What is being asked:
Transcribe all of the records word for word, but omit the pictures.

Collected data
---+---

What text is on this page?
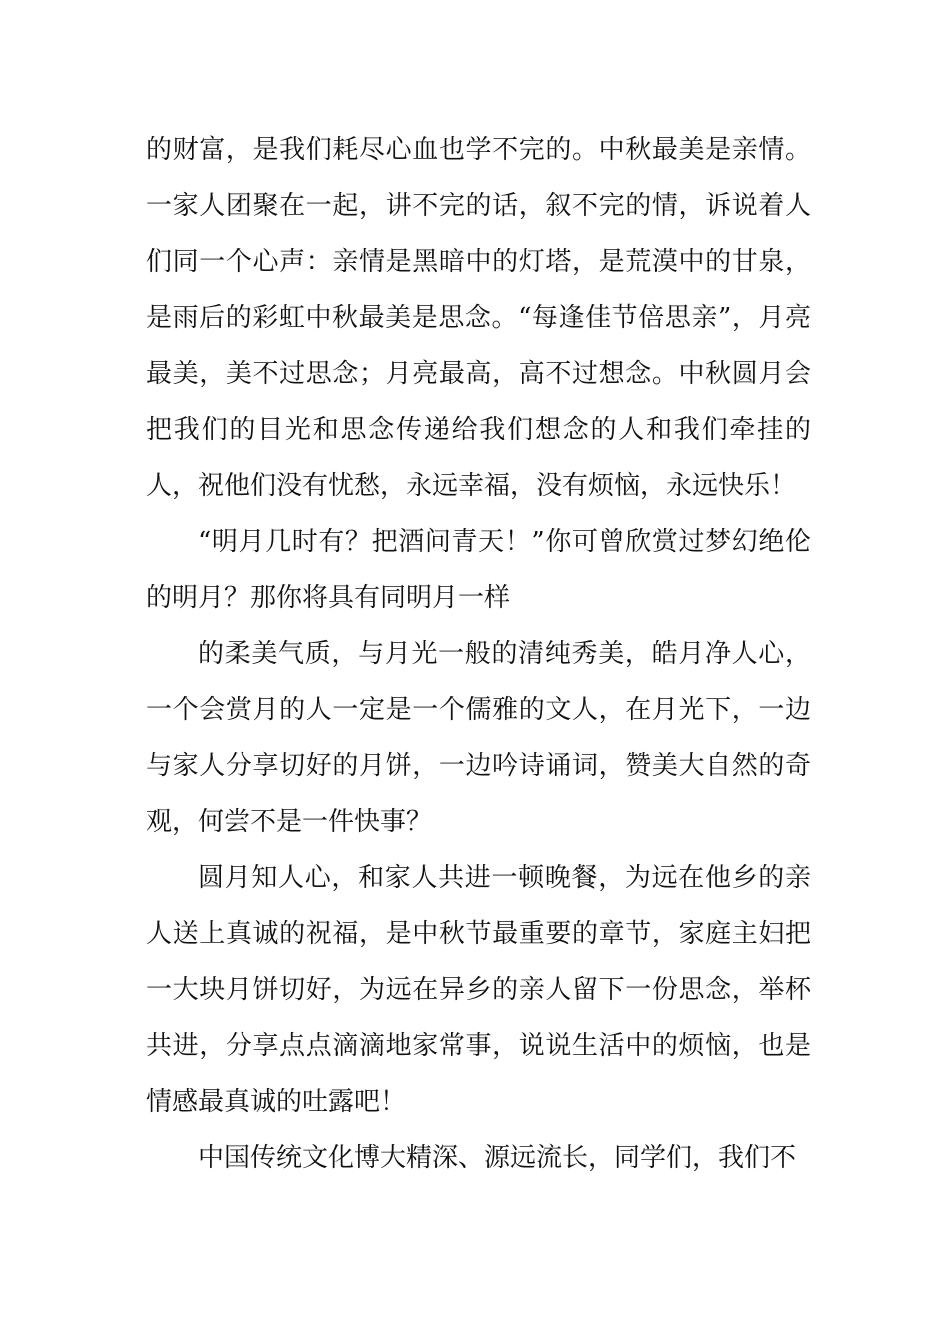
的财富，是我们耗尽心血也学不完的。中秋最美是亲情。一家人团聚在一起，讲不完的话，叙不完的情，诉说着人们同一个心声：亲情是黑暗中的灯塔，是荒漠中的甘泉，是雨后的彩虹中秋最美是思念。“每逢佳节倍思亲”，月亮最美，美不过思念；月亮最高，高不过想念。中秋圆月会把我们的目光和思念传递给我们想念的人和我们牵挂的人，祝他们没有忧愁，永远幸福，没有烦恼，永远快乐！

“明月几时有？把酒问青天！”你可曾欣赏过梦幻绝伦的明月？那你将具有同明月一样

的柔美气质，与月光一般的清纯秀美，皓月净人心，一个会赏月的人一定是一个儒雅的文人，在月光下，一边与家人分享切好的月饼，一边吟诗诵词，赞美大自然的奇观，何尝不是一件快事？

圆月知人心，和家人共进一顿晚餐，为远在他乡的亲人送上真诚的祝福，是中秋节最重要的章节，家庭主妇把一大块月饼切好，为远在异乡的亲人留下一份思念，举杯共进，分享点点滴滴地家常事，说说生活中的烦恼，也是情感最真诚的吐露吧！

中国传统文化博大精深、源远流长，同学们，我们不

---+---

Problem solution:
What text is on this page?
的财富，是我们耗尽心血也学不完的。中秋最美是亲情。一家人团聚在一起，讲不完的话，叙不完的情，诉说着人们同一个心声：亲情是黑暗中的灯塔，是荒漠中的甘泉，是雨后的彩虹中秋最美是思念。“每逢佳节倍思亲”，月亮最美，美不过思念；月亮最高，高不过想念。中秋圆月会把我们的目光和思念传递给我们想念的人和我们牵挂的人，祝他们没有忧愁，永远幸福，没有烦恼，永远快乐！

“明月几时有？把酒问青天！”你可曾欣赏过梦幻绝伦的明月？那你将具有同明月一样

的柔美气质，与月光一般的清纯秀美，皓月净人心，一个会赏月的人一定是一个儒雅的文人，在月光下，一边与家人分享切好的月饼，一边吟诗诵词，赞美大自然的奇观，何尝不是一件快事？

圆月知人心，和家人共进一顿晚餐，为远在他乡的亲人送上真诚的祝福，是中秋节最重要的章节，家庭主妇把一大块月饼切好，为远在异乡的亲人留下一份思念，举杯共进，分享点点滴滴地家常事，说说生活中的烦恼，也是情感最真诚的吐露吧！

中国传统文化博大精深、源远流长，同学们，我们不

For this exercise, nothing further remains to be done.